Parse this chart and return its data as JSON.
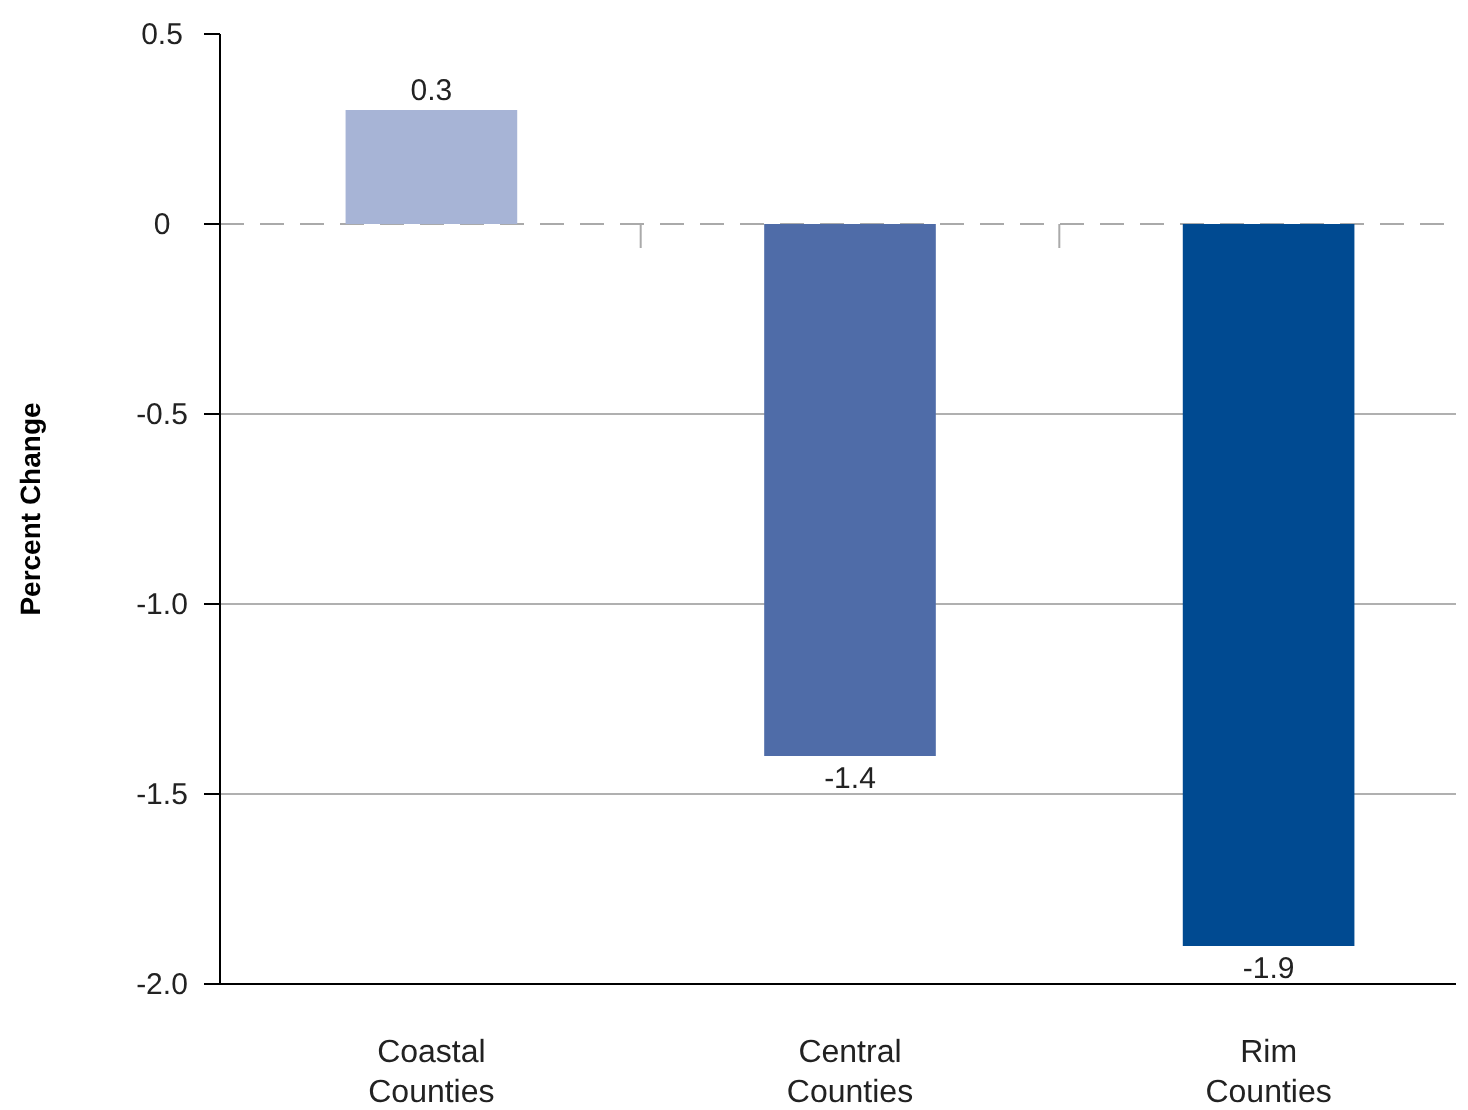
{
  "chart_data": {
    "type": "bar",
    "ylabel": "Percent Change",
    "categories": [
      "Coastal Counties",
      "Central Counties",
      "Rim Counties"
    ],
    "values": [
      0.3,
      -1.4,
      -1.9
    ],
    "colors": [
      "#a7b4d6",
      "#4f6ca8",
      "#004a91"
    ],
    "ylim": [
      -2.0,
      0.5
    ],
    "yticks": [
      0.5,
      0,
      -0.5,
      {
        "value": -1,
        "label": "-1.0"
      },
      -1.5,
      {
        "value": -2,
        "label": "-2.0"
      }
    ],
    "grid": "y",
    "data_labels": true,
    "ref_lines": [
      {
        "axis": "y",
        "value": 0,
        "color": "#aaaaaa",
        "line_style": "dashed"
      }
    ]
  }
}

● Exercise requirements
The data above should be repeated exactly, minus any pictures.

● Final result
Parse this chart and return its data as JSON.
{
  "chart_data": {
    "type": "bar",
    "ylabel": "Percent Change",
    "categories": [
      "Coastal Counties",
      "Central Counties",
      "Rim Counties"
    ],
    "values": [
      0.3,
      -1.4,
      -1.9
    ],
    "colors": [
      "#a7b4d6",
      "#4f6ca8",
      "#004a91"
    ],
    "ylim": [
      -2.0,
      0.5
    ],
    "yticks": [
      0.5,
      0,
      -0.5,
      {
        "value": -1,
        "label": "-1.0"
      },
      -1.5,
      {
        "value": -2,
        "label": "-2.0"
      }
    ],
    "grid": "y",
    "data_labels": true,
    "ref_lines": [
      {
        "axis": "y",
        "value": 0,
        "color": "#aaaaaa",
        "line_style": "dashed"
      }
    ]
  }
}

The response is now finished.